*WRITTEN REQUEST*: Copy out all lines that hold "this".

*RECORD LIST*:
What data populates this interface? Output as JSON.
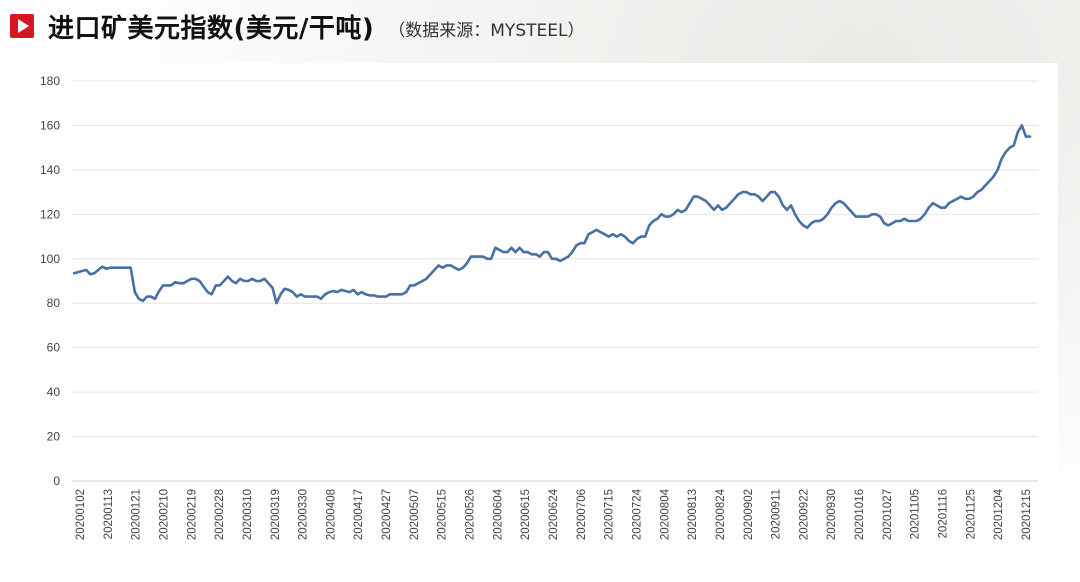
{
  "header": {
    "title": "进口矿美元指数(美元/干吨)",
    "subtitle": "（数据来源：MYSTEEL）"
  },
  "colors": {
    "line": "#4a6fa5",
    "accent": "#d7171f",
    "grid": "#e4e4e4"
  },
  "icons": {
    "header_marker": "play-icon"
  },
  "chart_data": {
    "type": "line",
    "title": "进口矿美元指数(美元/干吨)",
    "ylim": [
      0,
      180
    ],
    "yticks": [
      0,
      20,
      40,
      60,
      80,
      100,
      120,
      140,
      160,
      180
    ],
    "grid": true,
    "legend": "none",
    "xtick_labels": [
      "20200102",
      "20200113",
      "20200121",
      "20200210",
      "20200219",
      "20200228",
      "20200310",
      "20200319",
      "20200330",
      "20200408",
      "20200417",
      "20200427",
      "20200507",
      "20200515",
      "20200526",
      "20200604",
      "20200615",
      "20200624",
      "20200706",
      "20200715",
      "20200724",
      "20200804",
      "20200813",
      "20200824",
      "20200902",
      "20200911",
      "20200922",
      "20200930",
      "20201016",
      "20201027",
      "20201105",
      "20201116",
      "20201125",
      "20201204",
      "20201215"
    ],
    "series": [
      {
        "values": [
          93.5,
          94,
          94.5,
          95,
          93,
          93.5,
          95,
          96.5,
          95.5,
          96,
          96,
          96,
          96,
          96,
          96,
          85,
          82,
          81,
          83,
          83,
          82,
          85.5,
          88,
          88,
          88,
          89.5,
          89,
          89,
          90,
          91,
          91,
          90,
          87.5,
          85,
          84,
          88,
          88,
          90,
          92,
          90,
          89,
          91,
          90,
          90,
          91,
          90,
          90,
          91,
          89,
          87,
          80,
          84,
          86.5,
          86,
          85,
          83,
          84,
          83,
          83,
          83,
          83,
          82,
          84,
          85,
          85.5,
          85,
          86,
          85.5,
          85,
          86,
          84,
          85,
          84,
          83.5,
          83.5,
          83,
          83,
          83,
          84,
          84,
          84,
          84,
          85,
          88,
          88,
          89,
          90,
          91,
          93,
          95,
          97,
          96,
          97,
          97,
          96,
          95,
          96,
          98,
          101,
          101,
          101,
          101,
          100,
          100,
          105,
          104,
          103,
          103,
          105,
          103,
          105,
          103,
          103,
          102,
          102,
          101,
          103,
          103,
          100,
          100,
          99,
          100,
          101,
          103,
          106,
          107,
          107,
          111,
          112,
          113,
          112,
          111,
          110,
          111,
          110,
          111,
          110,
          108,
          107,
          109,
          110,
          110,
          115,
          117,
          118,
          120,
          119,
          119,
          120,
          122,
          121,
          122,
          125,
          128,
          128,
          127,
          126,
          124,
          122,
          124,
          122,
          123,
          125,
          127,
          129,
          130,
          130,
          129,
          129,
          128,
          126,
          128,
          130,
          130,
          128,
          124,
          122,
          124,
          120,
          117,
          115,
          114,
          116,
          117,
          117,
          118,
          120,
          123,
          125,
          126,
          125,
          123,
          121,
          119,
          119,
          119,
          119,
          120,
          120,
          119,
          116,
          115,
          116,
          117,
          117,
          118,
          117,
          117,
          117,
          118,
          120,
          123,
          125,
          124,
          123,
          123,
          125,
          126,
          127,
          128,
          127,
          127,
          128,
          130,
          131,
          133,
          135,
          137,
          140,
          145,
          148,
          150,
          151,
          157,
          160,
          155,
          155
        ]
      }
    ]
  }
}
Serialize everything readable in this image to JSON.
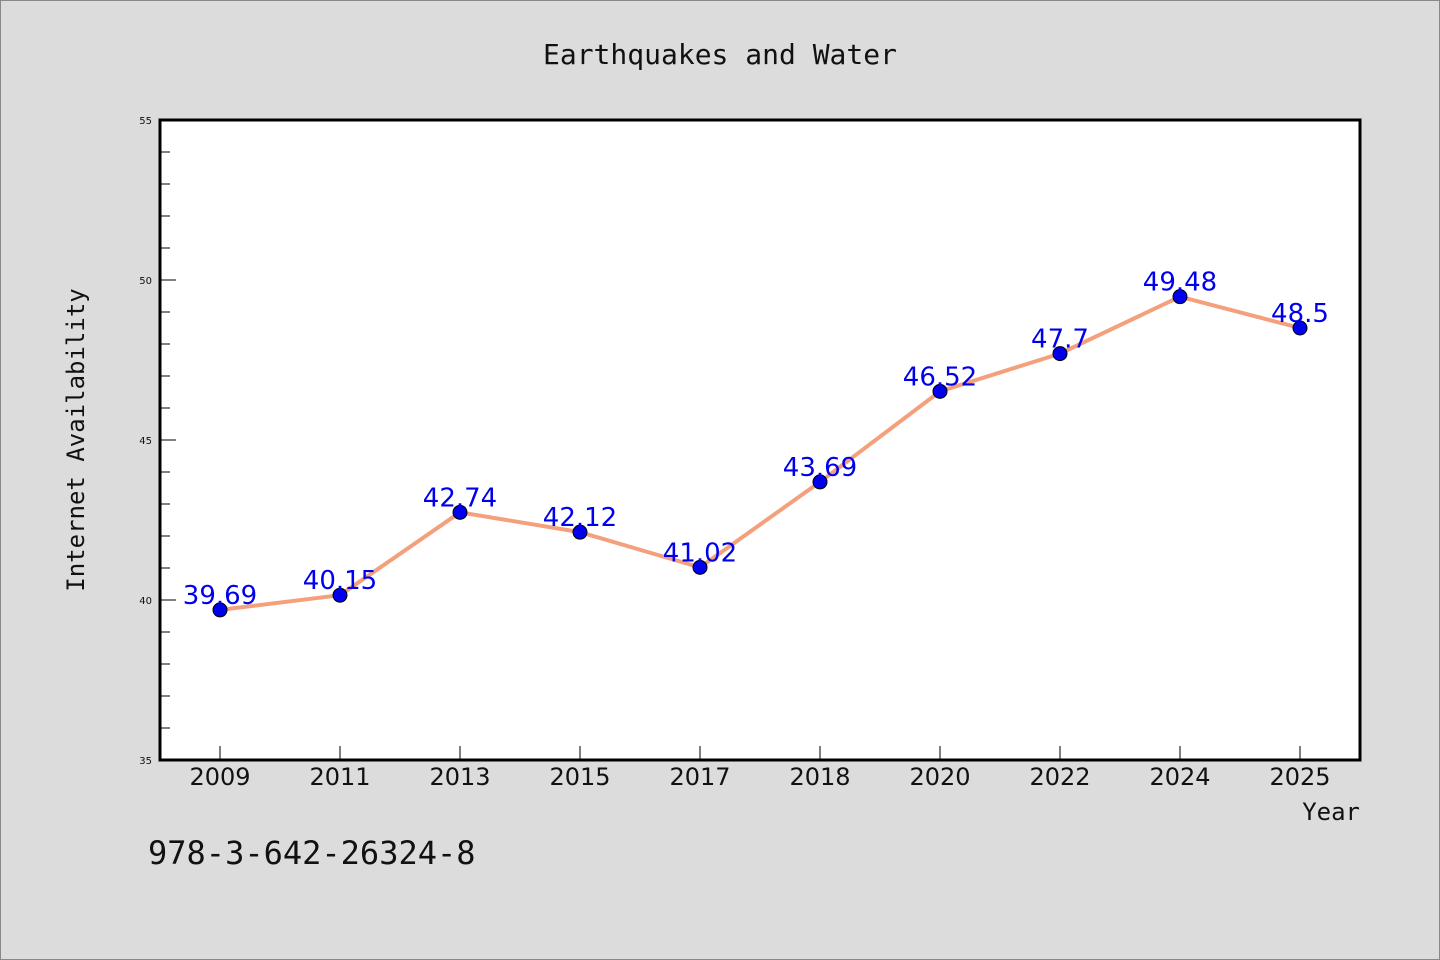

*EXERCISE ANSWER*:
What data populates this interface? Output as JSON.
Serialize everything readable in this image to JSON.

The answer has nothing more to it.